Instruction.
Copy out every line that contains the word "shop".

─── Data excerpts

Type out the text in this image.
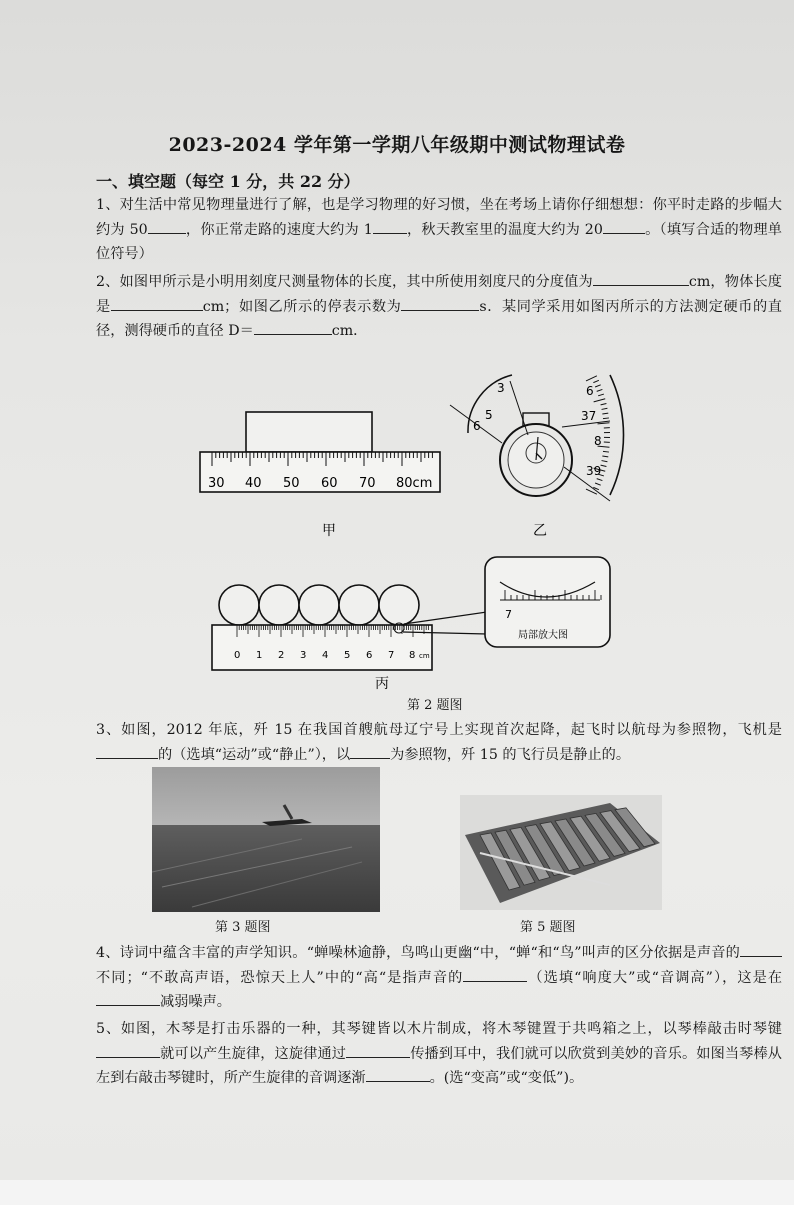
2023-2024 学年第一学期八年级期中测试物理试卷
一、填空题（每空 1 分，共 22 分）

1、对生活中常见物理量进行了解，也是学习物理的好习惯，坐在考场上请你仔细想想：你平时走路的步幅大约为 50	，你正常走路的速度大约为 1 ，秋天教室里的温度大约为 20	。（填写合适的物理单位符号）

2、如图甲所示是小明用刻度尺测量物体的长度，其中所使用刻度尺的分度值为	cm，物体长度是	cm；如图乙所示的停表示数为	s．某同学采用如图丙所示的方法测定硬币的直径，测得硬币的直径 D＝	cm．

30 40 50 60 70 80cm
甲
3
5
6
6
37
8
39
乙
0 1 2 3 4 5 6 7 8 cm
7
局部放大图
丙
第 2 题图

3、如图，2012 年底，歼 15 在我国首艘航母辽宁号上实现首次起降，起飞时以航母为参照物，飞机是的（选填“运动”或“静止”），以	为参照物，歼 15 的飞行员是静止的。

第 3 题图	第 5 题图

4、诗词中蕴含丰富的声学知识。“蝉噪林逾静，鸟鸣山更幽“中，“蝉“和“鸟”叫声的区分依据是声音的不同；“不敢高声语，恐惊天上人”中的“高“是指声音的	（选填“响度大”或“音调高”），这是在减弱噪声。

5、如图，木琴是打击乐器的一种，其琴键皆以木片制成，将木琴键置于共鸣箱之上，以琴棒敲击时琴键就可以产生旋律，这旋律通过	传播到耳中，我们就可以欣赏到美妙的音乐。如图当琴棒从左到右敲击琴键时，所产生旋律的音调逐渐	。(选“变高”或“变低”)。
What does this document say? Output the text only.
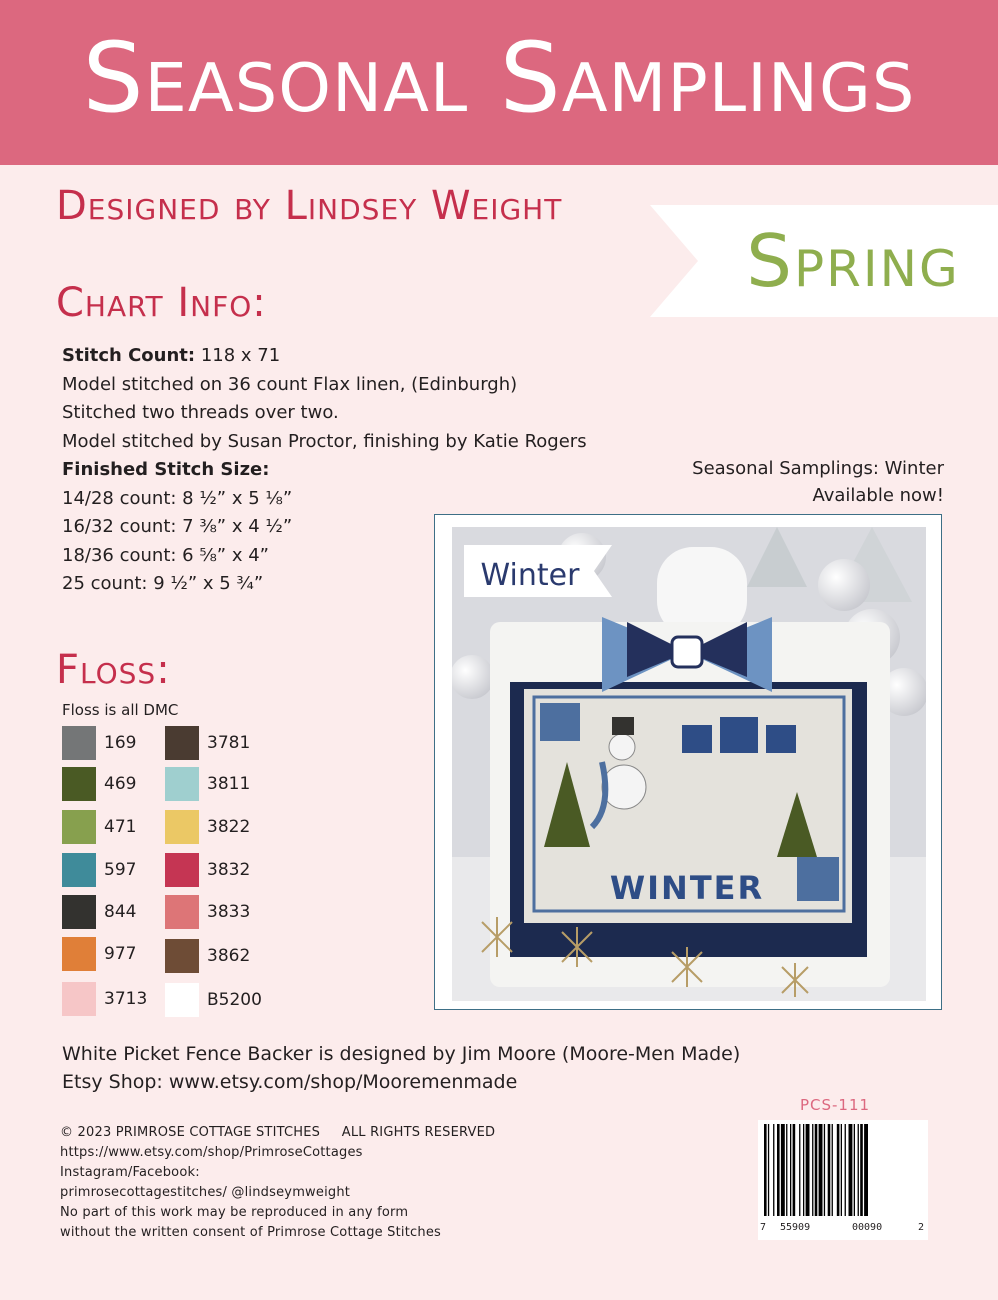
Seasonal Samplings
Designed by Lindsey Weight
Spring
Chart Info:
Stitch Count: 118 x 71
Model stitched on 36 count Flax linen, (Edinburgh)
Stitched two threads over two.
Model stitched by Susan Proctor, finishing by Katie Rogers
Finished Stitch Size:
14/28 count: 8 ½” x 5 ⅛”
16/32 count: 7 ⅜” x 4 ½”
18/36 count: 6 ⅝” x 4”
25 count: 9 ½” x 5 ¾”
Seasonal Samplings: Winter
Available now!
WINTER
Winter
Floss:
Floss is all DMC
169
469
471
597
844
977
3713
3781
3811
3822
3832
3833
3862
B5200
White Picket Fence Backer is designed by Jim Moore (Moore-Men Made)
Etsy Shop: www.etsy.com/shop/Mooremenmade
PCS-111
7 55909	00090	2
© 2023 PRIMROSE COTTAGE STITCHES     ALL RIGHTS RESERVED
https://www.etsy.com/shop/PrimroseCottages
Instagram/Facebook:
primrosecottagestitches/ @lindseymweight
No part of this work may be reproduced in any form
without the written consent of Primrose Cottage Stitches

──────

Result for this task.
Etsy Shop: www.etsy.com/shop/Mooremenmade
https://www.etsy.com/shop/PrimroseCottages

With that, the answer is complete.